* **The task**
Where a line in the listing below contains the word "Johnstone", copy that line.

* **Data section**
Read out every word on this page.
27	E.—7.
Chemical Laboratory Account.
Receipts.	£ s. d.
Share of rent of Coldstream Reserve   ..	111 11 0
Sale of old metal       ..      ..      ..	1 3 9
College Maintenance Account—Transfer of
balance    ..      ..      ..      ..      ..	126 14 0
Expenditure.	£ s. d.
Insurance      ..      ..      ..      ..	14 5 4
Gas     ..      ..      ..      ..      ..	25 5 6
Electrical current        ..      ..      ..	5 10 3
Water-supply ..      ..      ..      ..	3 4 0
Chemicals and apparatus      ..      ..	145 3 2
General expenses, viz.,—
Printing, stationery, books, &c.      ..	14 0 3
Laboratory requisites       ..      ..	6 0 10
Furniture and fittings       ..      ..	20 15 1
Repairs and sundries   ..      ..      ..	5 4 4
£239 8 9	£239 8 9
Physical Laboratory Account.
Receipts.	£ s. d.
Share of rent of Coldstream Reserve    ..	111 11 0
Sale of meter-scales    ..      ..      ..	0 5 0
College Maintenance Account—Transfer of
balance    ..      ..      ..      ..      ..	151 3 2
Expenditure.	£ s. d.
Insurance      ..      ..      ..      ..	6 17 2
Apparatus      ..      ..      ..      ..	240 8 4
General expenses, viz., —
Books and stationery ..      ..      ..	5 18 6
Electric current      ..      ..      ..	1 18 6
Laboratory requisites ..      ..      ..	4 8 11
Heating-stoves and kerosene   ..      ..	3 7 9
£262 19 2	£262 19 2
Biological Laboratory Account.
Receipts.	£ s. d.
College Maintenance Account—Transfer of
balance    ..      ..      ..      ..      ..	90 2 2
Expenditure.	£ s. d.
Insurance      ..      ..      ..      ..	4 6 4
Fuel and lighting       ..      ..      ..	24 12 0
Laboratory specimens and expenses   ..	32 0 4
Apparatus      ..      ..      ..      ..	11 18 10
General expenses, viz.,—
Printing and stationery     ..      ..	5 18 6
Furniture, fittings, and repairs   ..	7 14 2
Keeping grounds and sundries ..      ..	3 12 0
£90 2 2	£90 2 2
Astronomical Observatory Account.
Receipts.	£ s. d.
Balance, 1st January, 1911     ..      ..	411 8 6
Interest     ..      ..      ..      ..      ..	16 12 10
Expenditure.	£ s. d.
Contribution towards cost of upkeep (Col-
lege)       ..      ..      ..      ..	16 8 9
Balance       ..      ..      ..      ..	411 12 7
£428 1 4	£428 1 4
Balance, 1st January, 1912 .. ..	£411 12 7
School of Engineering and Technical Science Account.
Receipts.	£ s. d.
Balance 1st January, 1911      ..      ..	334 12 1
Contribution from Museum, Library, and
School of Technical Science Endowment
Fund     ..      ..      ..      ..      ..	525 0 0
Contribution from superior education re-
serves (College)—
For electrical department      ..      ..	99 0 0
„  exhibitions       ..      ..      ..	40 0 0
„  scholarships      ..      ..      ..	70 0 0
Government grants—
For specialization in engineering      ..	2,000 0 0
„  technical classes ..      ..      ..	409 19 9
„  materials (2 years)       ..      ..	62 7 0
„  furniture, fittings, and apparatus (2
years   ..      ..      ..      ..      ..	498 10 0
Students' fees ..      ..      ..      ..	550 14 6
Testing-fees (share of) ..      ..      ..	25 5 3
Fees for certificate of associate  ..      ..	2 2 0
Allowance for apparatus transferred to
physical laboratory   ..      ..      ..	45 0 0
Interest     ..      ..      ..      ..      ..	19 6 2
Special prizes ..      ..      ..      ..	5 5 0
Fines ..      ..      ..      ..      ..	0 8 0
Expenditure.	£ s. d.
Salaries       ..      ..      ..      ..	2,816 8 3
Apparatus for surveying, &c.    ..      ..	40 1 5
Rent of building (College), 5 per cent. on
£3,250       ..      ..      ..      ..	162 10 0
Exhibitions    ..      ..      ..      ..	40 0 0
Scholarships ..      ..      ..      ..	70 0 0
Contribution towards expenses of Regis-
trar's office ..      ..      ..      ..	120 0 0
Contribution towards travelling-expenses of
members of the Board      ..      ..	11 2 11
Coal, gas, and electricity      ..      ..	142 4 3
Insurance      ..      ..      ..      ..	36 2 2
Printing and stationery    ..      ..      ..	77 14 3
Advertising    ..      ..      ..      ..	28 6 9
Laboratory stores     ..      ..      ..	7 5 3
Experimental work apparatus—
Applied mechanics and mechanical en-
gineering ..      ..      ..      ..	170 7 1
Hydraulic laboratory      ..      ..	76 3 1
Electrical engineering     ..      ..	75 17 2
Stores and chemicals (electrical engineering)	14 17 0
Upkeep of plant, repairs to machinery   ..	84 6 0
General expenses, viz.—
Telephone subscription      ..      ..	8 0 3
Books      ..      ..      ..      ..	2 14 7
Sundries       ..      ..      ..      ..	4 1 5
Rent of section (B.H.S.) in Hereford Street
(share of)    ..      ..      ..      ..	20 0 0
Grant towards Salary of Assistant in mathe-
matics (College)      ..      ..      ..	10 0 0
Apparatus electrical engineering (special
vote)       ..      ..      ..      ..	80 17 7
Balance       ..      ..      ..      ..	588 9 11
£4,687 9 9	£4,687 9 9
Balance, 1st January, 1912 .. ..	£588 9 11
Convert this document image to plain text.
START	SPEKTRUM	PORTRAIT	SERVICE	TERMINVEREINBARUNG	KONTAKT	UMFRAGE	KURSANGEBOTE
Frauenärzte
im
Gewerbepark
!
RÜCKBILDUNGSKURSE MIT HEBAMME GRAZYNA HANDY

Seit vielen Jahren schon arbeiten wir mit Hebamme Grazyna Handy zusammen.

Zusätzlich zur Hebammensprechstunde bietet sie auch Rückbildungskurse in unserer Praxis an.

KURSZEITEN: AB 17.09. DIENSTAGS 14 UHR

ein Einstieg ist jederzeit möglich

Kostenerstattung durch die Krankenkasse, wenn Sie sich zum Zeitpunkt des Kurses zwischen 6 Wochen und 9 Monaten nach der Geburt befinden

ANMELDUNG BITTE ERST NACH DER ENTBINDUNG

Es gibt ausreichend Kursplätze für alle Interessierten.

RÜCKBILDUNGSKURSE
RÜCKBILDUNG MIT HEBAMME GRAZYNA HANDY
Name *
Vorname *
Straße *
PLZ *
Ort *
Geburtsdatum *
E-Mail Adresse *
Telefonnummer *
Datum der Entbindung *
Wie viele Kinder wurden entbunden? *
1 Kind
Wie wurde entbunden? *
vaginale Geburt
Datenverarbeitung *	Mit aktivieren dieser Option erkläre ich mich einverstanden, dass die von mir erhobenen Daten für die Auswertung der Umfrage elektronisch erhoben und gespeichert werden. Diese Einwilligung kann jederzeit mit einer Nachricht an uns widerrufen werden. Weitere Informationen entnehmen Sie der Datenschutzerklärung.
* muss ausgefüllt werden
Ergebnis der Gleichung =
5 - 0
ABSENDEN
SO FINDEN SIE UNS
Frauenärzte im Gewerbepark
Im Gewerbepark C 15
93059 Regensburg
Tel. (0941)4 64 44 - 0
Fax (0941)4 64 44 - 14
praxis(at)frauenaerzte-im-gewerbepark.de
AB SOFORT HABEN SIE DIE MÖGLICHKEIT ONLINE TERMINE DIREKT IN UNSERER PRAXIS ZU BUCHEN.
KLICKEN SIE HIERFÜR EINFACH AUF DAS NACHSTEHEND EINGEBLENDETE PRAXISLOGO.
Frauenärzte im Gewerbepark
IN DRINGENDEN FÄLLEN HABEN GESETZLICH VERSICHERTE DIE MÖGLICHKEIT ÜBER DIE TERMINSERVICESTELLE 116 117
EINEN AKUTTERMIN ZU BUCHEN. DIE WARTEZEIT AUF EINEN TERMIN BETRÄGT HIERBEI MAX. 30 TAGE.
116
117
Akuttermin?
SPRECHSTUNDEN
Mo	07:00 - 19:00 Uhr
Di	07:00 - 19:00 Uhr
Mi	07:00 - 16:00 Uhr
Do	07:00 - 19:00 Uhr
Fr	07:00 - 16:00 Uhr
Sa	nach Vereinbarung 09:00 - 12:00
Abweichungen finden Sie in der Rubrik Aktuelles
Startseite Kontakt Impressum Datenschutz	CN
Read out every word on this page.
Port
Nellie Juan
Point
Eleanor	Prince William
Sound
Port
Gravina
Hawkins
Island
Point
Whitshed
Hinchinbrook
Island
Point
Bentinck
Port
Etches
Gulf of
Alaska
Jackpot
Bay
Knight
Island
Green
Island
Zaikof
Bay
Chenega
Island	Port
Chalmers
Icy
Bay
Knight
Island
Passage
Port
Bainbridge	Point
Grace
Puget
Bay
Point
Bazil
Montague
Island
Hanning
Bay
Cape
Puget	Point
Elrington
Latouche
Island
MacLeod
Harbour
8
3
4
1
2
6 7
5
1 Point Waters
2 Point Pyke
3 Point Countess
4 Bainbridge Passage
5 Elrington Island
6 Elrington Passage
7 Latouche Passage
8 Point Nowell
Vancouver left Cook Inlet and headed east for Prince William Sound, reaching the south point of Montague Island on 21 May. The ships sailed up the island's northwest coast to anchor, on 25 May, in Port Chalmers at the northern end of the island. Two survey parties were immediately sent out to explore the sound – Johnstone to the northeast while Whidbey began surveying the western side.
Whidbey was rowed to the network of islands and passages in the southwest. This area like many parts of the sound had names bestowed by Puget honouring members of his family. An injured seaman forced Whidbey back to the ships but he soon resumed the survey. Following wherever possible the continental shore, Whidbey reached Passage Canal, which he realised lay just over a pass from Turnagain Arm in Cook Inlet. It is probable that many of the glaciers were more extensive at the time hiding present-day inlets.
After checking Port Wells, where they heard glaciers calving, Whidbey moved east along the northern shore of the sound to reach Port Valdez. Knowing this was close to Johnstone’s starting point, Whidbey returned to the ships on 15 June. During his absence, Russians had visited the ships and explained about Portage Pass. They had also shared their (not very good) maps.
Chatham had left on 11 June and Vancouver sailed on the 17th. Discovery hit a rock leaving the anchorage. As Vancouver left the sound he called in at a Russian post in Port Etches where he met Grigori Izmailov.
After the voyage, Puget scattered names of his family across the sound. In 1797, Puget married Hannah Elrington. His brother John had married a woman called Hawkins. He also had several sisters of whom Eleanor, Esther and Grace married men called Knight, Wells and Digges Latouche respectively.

* **Answer to this task**
Vancouver left Cook Inlet and headed east for Prince William Sound, reaching the south point of Montague Island on 21 May. The ships sailed up the island's northwest coast to anchor, on 25 May, in Port Chalmers at the northern end of the island. Two survey parties were immediately sent out to explore the sound – Johnstone to the northeast while Whidbey began surveying the western side.
After checking Port Wells, where they heard glaciers calving, Whidbey moved east along the northern shore of the sound to reach Port Valdez. Knowing this was close to Johnstone’s starting point, Whidbey returned to the ships on 15 June. During his absence, Russians had visited the ships and explained about Portage Pass. They had also shared their (not very good) maps.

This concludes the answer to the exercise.